* Start MATERIAL FOR THIS TASK *

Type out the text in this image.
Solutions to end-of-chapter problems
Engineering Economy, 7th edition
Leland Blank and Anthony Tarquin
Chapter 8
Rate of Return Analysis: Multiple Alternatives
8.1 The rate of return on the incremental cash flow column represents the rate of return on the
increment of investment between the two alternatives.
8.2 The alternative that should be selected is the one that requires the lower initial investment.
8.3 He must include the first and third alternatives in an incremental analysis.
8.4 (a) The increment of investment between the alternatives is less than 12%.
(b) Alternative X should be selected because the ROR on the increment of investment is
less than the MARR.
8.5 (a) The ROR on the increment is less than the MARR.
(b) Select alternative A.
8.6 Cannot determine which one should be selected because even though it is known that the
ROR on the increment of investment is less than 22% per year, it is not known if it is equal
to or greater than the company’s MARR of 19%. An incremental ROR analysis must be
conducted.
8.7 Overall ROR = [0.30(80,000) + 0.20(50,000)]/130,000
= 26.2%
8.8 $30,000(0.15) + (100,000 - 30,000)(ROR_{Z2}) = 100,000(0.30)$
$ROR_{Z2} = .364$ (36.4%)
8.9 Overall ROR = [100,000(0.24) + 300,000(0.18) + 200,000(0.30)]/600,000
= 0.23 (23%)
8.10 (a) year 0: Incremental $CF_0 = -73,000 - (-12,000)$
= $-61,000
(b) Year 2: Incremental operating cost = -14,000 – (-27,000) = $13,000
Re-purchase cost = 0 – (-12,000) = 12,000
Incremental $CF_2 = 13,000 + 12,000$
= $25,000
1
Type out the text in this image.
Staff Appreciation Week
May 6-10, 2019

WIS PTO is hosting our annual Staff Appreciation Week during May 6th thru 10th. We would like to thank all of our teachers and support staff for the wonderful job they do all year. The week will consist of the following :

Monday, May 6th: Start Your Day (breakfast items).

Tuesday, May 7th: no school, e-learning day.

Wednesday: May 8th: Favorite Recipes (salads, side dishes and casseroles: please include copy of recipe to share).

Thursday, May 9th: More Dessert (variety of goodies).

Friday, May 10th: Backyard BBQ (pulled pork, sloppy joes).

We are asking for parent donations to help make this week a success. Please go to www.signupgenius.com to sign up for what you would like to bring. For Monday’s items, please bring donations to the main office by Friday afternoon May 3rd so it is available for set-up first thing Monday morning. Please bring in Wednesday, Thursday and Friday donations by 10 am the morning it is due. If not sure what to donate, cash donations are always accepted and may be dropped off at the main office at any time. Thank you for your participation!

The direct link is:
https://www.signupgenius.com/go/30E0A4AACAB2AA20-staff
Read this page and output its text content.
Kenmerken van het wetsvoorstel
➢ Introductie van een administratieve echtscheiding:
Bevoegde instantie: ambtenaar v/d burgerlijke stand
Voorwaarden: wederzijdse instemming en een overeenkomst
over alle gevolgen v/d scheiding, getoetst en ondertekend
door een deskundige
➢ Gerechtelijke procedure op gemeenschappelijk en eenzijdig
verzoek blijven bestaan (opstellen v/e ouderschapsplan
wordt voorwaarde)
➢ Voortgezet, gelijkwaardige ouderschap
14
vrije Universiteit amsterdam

* End MATERIAL FOR THIS TASK *

▶ **REQUIRED TASK**
Work out how many lines of the listing above include the word "that". Reply with nothing but the count.

▶ **OUTPUT BELOW**
2